> **Set problem**:
Reproduce the listing below word for word, starting at its first line and ending with the line that contains "list-item: • Finding".

> **Dataset content**:
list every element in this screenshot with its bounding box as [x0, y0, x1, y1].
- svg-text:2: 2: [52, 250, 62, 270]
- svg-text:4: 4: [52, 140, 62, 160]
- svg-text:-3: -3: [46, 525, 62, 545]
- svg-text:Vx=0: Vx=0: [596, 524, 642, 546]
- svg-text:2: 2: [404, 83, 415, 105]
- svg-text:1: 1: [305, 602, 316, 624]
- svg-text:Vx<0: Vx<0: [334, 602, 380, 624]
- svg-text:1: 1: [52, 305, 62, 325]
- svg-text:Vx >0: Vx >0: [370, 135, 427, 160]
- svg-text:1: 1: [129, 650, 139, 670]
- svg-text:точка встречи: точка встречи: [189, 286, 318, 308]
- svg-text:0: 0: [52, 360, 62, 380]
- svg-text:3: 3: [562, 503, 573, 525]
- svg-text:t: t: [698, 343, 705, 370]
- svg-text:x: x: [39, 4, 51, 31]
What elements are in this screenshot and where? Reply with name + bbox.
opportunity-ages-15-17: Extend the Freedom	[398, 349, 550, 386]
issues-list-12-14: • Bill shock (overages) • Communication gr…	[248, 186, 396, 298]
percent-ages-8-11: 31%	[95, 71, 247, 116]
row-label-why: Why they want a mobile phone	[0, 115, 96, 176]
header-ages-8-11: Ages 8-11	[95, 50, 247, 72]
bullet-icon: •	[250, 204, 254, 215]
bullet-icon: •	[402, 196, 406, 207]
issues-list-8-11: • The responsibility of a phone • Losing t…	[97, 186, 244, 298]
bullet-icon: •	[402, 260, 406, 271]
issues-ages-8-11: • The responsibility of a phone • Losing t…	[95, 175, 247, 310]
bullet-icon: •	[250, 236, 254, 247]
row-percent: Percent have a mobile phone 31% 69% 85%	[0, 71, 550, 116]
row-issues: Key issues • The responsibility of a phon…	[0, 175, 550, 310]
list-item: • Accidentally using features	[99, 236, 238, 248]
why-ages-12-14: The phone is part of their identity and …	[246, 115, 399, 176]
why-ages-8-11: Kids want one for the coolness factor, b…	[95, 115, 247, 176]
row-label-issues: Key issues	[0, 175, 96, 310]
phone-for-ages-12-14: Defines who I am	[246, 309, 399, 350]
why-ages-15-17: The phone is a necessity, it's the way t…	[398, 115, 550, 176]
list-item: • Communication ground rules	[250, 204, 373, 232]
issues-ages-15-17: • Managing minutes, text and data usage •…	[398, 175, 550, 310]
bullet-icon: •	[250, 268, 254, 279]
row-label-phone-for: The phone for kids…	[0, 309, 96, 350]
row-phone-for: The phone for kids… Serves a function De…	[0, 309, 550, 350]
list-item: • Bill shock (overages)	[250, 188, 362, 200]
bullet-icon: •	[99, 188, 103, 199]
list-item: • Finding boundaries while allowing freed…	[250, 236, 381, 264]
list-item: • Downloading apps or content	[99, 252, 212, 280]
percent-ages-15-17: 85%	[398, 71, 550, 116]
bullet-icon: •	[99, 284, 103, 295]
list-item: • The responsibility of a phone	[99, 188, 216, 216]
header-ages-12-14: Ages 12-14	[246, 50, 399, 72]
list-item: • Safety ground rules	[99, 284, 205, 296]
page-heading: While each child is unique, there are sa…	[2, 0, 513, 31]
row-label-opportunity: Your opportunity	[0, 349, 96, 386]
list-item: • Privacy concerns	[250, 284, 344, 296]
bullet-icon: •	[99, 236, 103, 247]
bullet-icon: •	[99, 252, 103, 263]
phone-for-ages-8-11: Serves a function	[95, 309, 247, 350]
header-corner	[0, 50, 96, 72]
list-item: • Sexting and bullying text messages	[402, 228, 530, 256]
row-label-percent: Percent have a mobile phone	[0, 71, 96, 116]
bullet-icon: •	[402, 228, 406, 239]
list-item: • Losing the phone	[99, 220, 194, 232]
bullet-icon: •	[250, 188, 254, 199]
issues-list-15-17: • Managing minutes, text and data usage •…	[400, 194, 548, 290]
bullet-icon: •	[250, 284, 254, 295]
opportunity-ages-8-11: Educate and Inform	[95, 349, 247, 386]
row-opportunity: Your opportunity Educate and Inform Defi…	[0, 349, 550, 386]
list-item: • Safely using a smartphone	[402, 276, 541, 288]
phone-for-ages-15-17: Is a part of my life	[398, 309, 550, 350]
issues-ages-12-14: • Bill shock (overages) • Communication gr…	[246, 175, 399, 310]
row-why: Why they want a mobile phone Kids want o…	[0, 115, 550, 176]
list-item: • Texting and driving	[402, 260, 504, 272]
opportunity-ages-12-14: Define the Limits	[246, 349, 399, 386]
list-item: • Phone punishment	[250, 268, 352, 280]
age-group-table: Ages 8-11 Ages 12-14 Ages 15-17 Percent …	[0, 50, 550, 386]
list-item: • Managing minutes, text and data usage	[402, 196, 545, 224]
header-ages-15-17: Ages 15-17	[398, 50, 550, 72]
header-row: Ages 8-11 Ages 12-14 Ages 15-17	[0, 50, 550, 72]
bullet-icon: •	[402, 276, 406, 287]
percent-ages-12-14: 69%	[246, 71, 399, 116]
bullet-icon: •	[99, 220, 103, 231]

> **Exercise answer**:
list every element in this screenshot with its bounding box as [x0, y0, x1, y1].
- svg-text:2: 2: [52, 250, 62, 270]
- svg-text:4: 4: [52, 140, 62, 160]
- svg-text:-3: -3: [46, 525, 62, 545]
- svg-text:Vx=0: Vx=0: [596, 524, 642, 546]
- svg-text:2: 2: [404, 83, 415, 105]
- svg-text:1: 1: [305, 602, 316, 624]
- svg-text:Vx<0: Vx<0: [334, 602, 380, 624]
- svg-text:1: 1: [52, 305, 62, 325]
- svg-text:Vx >0: Vx >0: [370, 135, 427, 160]
- svg-text:1: 1: [129, 650, 139, 670]
- svg-text:точка встречи: точка встречи: [189, 286, 318, 308]
- svg-text:0: 0: [52, 360, 62, 380]
- svg-text:3: 3: [562, 503, 573, 525]
- svg-text:t: t: [698, 343, 705, 370]
- svg-text:x: x: [39, 4, 51, 31]
What elements are in this screenshot and where? Reply with name + bbox.
opportunity-ages-15-17: Extend the Freedom	[398, 349, 550, 386]
issues-list-12-14: • Bill shock (overages) • Communication gr…	[248, 186, 396, 298]
percent-ages-8-11: 31%	[95, 71, 247, 116]
row-label-why: Why they want a mobile phone	[0, 115, 96, 176]
header-ages-8-11: Ages 8-11	[95, 50, 247, 72]
bullet-icon: •	[250, 204, 254, 215]
bullet-icon: •	[402, 196, 406, 207]
issues-list-8-11: • The responsibility of a phone • Losing t…	[97, 186, 244, 298]
bullet-icon: •	[402, 260, 406, 271]
issues-ages-8-11: • The responsibility of a phone • Losing t…	[95, 175, 247, 310]
bullet-icon: •	[250, 236, 254, 247]
row-percent: Percent have a mobile phone 31% 69% 85%	[0, 71, 550, 116]
row-issues: Key issues • The responsibility of a phon…	[0, 175, 550, 310]
list-item: • Accidentally using features	[99, 236, 238, 248]
why-ages-12-14: The phone is part of their identity and …	[246, 115, 399, 176]
why-ages-8-11: Kids want one for the coolness factor, b…	[95, 115, 247, 176]
row-label-issues: Key issues	[0, 175, 96, 310]
phone-for-ages-12-14: Defines who I am	[246, 309, 399, 350]
why-ages-15-17: The phone is a necessity, it's the way t…	[398, 115, 550, 176]
list-item: • Communication ground rules	[250, 204, 373, 232]
issues-ages-15-17: • Managing minutes, text and data usage •…	[398, 175, 550, 310]
bullet-icon: •	[250, 268, 254, 279]
row-label-phone-for: The phone for kids…	[0, 309, 96, 350]
row-phone-for: The phone for kids… Serves a function De…	[0, 309, 550, 350]
list-item: • Bill shock (overages)	[250, 188, 362, 200]
bullet-icon: •	[99, 188, 103, 199]
list-item: • Finding boundaries while allowing freed…	[250, 236, 381, 264]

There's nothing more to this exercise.